• TEXTE SOURCE:
• • •

Lorsque la guerre d’Abkhazie s’achève en 1993, cette région sécessionniste de Géorgie est désormais contrôlée par les séparatistes pro-russes et 250.000 Géorgiens sont contraints de fuir dans l’urgence à travers les cols enneigés du Caucase.
Dix mille d’entre eux posent leurs maigres bagages dans les sanatoriums de Tskhaltubo, une station thermale auparavant prisée de l’élite soviétique mais abandonnée depuis la chute de l’ex-URSS. Ils espèrent alors tous revenir rapidement dans leur foyer.
La camaraderie et l’entraide ont d’abord adouci les conditions de vie difficiles dans les palaces surpeuplés, mais trente ans ont passé et des générations entières se sont succédé dans les bâtiments éventrés. Si la plupart des réfugiés a progressivement quitté les lieux, quelques dizaines d’entre eux habitent toujours ces palais délabrés avec le souvenir de leurs jours heureux pour seule compagnie.
Devenus malgré eux un symbole des exilés qui peuplent ce pays morcelé par les conflits, leur histoire personnelle fait écho à la résilience du peuple Géorgien. Cependant, perdus dans les limbes de l’Histoire et sans perspective de retour ou d’avenir, les derniers hôtes des sanatoriums de Tskhaltubo restent déracinés dans leur exil sans fin.
Egnate, ancien combattant de la guerre d'Abkhazie, se recueille près de son autel. Après 13 mois de combats, il a rejoint la Géorgie et a trouvé la paix dans la contemplation à Tskhaltubo. “La guerre ne sert à rien car elle ne bénéficie à personne”, confie-t-il.
On dénombre une vingtaine de sanatoriums à Tskhaltubo. Si le premier date de 1936, le dernier a été achevé en 1987, peu avant l’éclatement de l’URSS. Ils étaient destinés en priorité à l’élite soviétique qui venait profiter de la qualité des eaux riches en radon, un élément légèrement radioactif.
Plusieurs centaines de familles étaient entassées dans chacun des hôtels. Progressivement désaffectés, ils recèlent encore des objets et souvenirs abandonnés par leurs occupants précédents.
Pour les quelques réfugiés encore présents, le temps s’écoule lentement dans les halls silencieux.
La Géorgie compte 290.000 réfugiés internes (IDP, pour Internally Displaced Person), représentant environ 7% de la population. 60.000 d’entre eux résident dans des logements collectifs désaffectés tels que les sanatoriums de Tskhaltubo.
Les traumatismes de la guerre sont encore vivaces après trois décennies et se retrouvent jusque dans les dessins d’enfants ornant les murs.
Irakli est arrivé à Tskhaltubo à l'âge de sept ans et n'a connu depuis que le sanatorium Metalurgist pour seule maison.

• • •

• DONNÉES BRUTES:
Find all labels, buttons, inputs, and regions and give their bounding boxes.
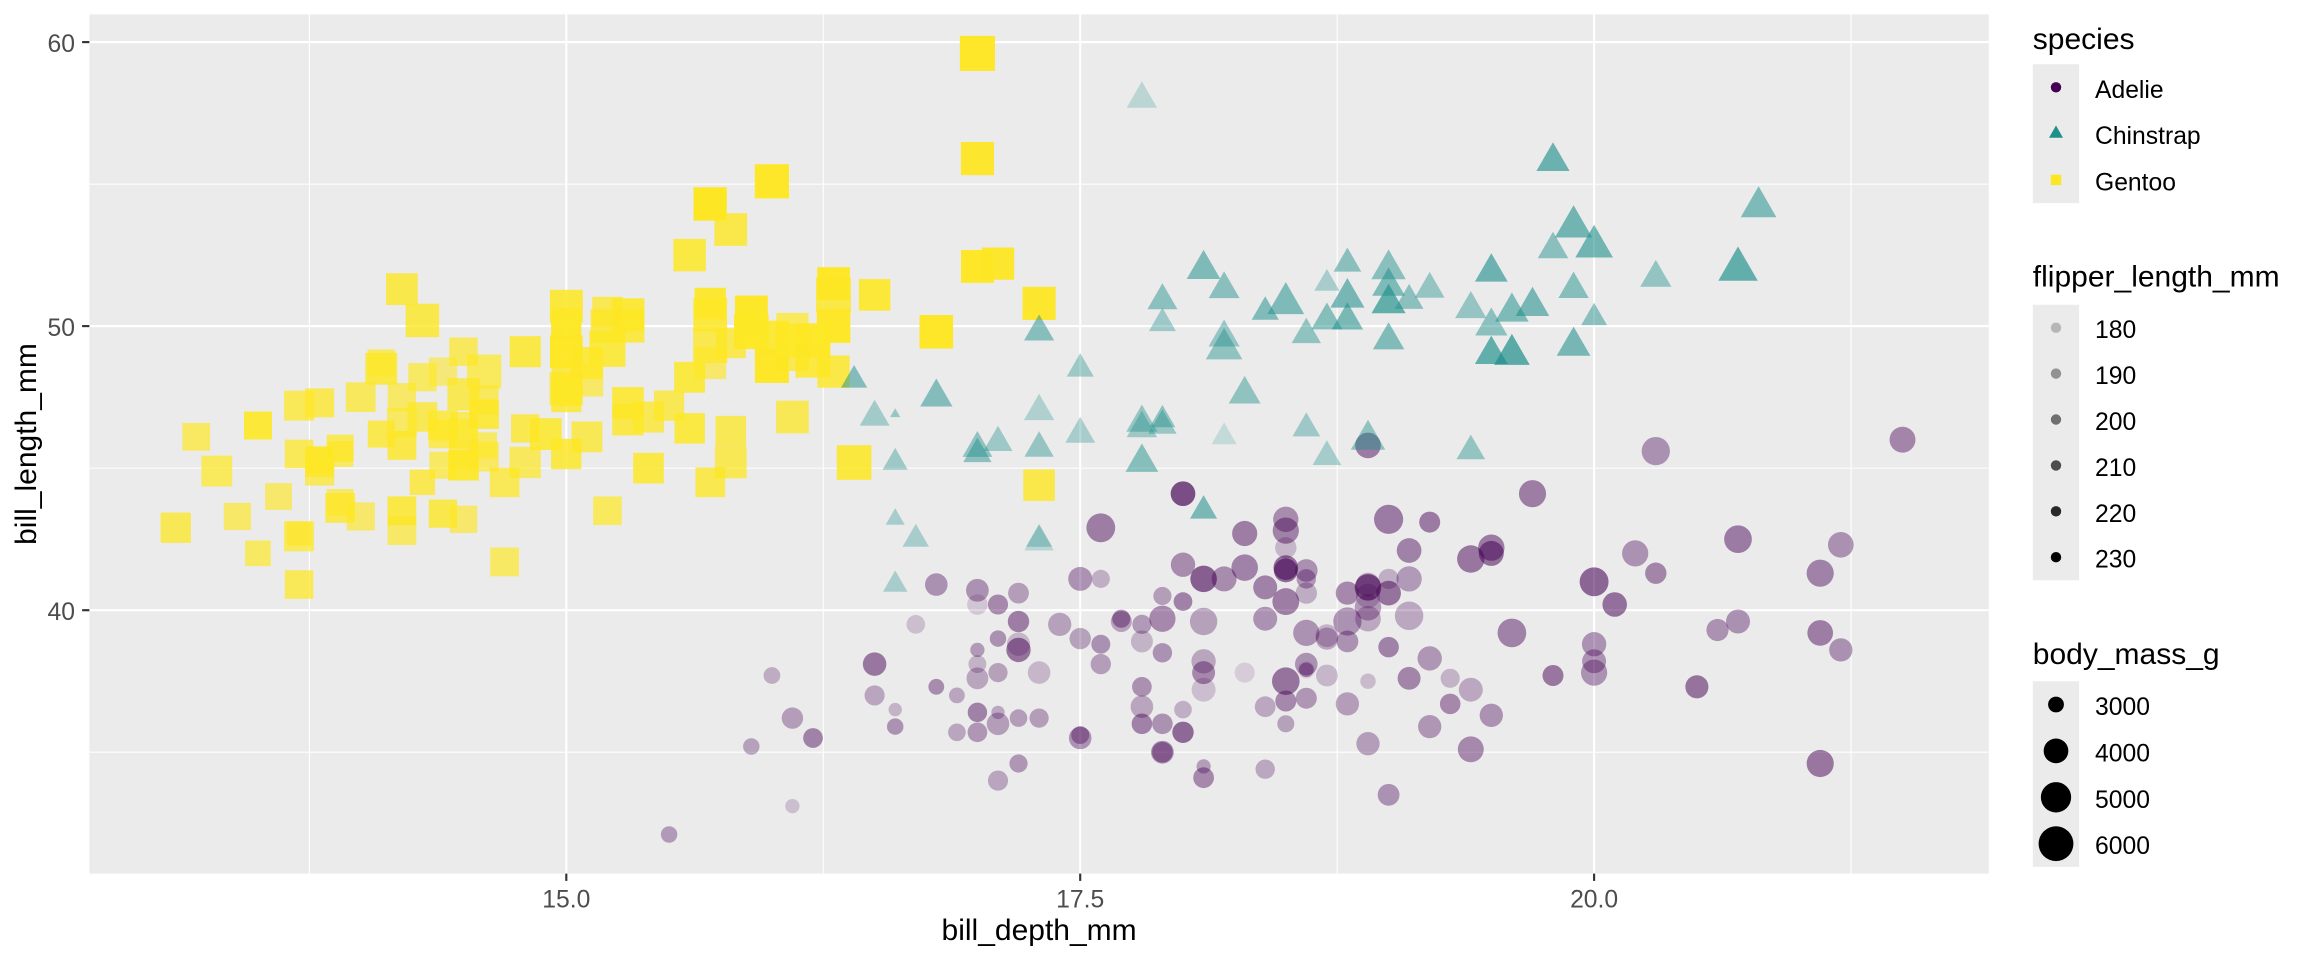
svg-text:180: 180	[2095, 317, 2136, 344]
svg-text:Chinstrap: Chinstrap	[2095, 123, 2201, 150]
svg-text:20.0: 20.0	[1570, 886, 1618, 913]
svg-text:15.0: 15.0	[542, 886, 590, 913]
svg-text:6000: 6000	[2095, 833, 2150, 860]
svg-text:3000: 3000	[2095, 694, 2150, 721]
svg-text:bill_depth_mm: bill_depth_mm	[942, 914, 1137, 947]
svg-text:190: 190	[2095, 363, 2136, 390]
svg-text:bill_length_mm: bill_length_mm	[10, 343, 43, 545]
svg-text:210: 210	[2095, 455, 2136, 482]
svg-text:Gentoo: Gentoo	[2095, 169, 2176, 196]
svg-text:flipper_length_mm: flipper_length_mm	[2033, 260, 2280, 293]
svg-text:220: 220	[2095, 501, 2136, 528]
svg-text:body_mass_g: body_mass_g	[2033, 638, 2220, 671]
svg-text:17.5: 17.5	[1056, 886, 1104, 913]
svg-text:Adelie: Adelie	[2095, 77, 2164, 104]
svg-text:40: 40	[48, 599, 75, 626]
svg-text:species: species	[2033, 23, 2135, 56]
svg-text:60: 60	[48, 31, 75, 58]
svg-text:50: 50	[48, 315, 75, 342]
svg-text:230: 230	[2095, 547, 2136, 574]
svg-text:4000: 4000	[2095, 740, 2150, 767]
svg-text:200: 200	[2095, 409, 2136, 436]
svg-text:5000: 5000	[2095, 787, 2150, 814]
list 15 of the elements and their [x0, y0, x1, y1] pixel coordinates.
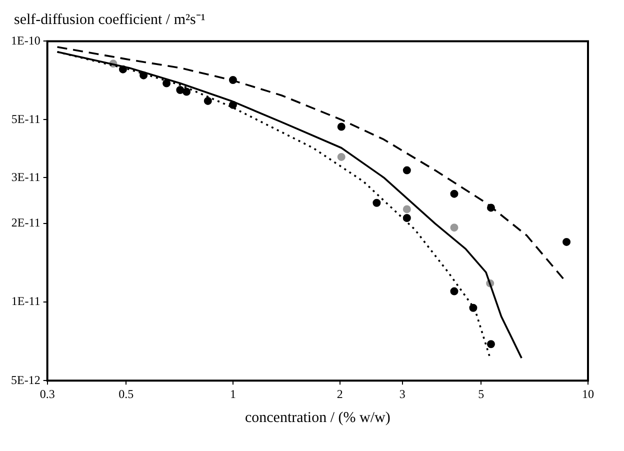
y-tick-label: 2E-11 — [11, 216, 40, 230]
x-tick-label: 2 — [336, 386, 343, 401]
y-axis-title: self-diffusion coefficient / m²s⁻¹ — [14, 11, 206, 29]
x-tick-label: 10 — [582, 386, 594, 401]
x-axis-title: concentration / (% w/w) — [244, 410, 390, 426]
y-tick-label: 3E-11 — [11, 170, 40, 184]
y-tick-label: 1E-11 — [11, 294, 40, 308]
x-tick-label: 3 — [399, 386, 406, 401]
y-tick-label: 1E-10 — [11, 33, 40, 48]
x-tick-label: 0.5 — [118, 386, 134, 401]
x-tick-label: 0.3 — [40, 386, 55, 401]
x-tick-label: 5 — [478, 386, 484, 401]
y-tick-label: 5E-12 — [11, 372, 40, 387]
y-tick-label: 5E-11 — [11, 112, 40, 126]
x-tick-label: 1 — [230, 386, 236, 401]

• • •

• CONSIGNE 1:
Recopiez le passage du texte sur les sanatoriums de Tskhaltubo depuis « Egnate, ancien combattant » jusqu'à « élément légèrement radioactif. » inclus.
• CONSIGNE 2:
Reprenez, s'il vous plaît, le texte sur les sanatoriums de Tskhaltubo après sa dernière phrase.
Les données constituent un matériau distinct du texte sur les sanatoriums de Tskhaltubo.

• RÉPONSE 1:
Egnate, ancien combattant de la guerre d'Abkhazie, se recueille près de son autel. Après 13 mois de combats, il a rejoint la Géorgie et a trouvé la paix dans la contemplation à Tskhaltubo. “La guerre ne sert à rien car elle ne bénéficie à personne”, confie-t-il.
On dénombre une vingtaine de sanatoriums à Tskhaltubo. Si le premier date de 1936, le dernier a été achevé en 1987, peu avant l’éclatement de l’URSS. Ils étaient destinés en priorité à l’élite soviétique qui venait profiter de la qualité des eaux riches en radon, un élément légèrement radioactif.

• RÉPONSE 2:
Posséder une voiture est un luxe rare pour les IDPs.
Des fiches d'inscription, archives du temps où les sanatoriums accueillaient encore des visiteurs
Levan, dit Leo, se remémore le temps où il est arrivé de Soukhoumi, la capitale d'Abkhazie, laissant derrière lui sa maison, ses possessions et une carrière florissante.
Bien qu'un appartement moderne leur ait été fourni par le gouvernement, certains réfugiés préfèrent continuer à habiter dans les sanatoriums. Venera ne peut encore s'installer dans le sien, faute de moyens pour l’aménager et redoutant les sept étages qu’elle peinerait à monter.
Profitant d'un entretien inexistant, l'eau s'infiltre partout et provoque des dégâts considérables.
Ayant vécu toute leur vie dans les bâtiments éventrés, les plus jeunes générations sont bien plus assimilées que les précédentes. L’école gratuite et obligatoire les a aidées à s’intégrer dans la population locale.
Avelina, 78 ans, est arrivée à Tskhaltubo en octobre 1993 après la prise de Soukhoumi, la capitale d’Abkhazie, par les forces séparatistes. Pour échapper aux massacres, elle a traversé à pied, avec ses trois enfants, les cols enneigés du Caucase.
Afin de recevoir un appartement des autorités, des Géorgiens des environs ont parfois fraudé en se faisant passer pour des réfugiés. Ils ont ainsi réduit les chances des véritables exilés d’en obtenir un.
Les réfugiés ont eu recours à des moyens étonnants afin de profiter des ressources qu’offraient les sanatoriums. Au cours des hivers rigoureux, les parquets étaient couramment démontés pour faire du feu et se réchauffer, comme dans ce théâtre du sanatorium Metalurgist.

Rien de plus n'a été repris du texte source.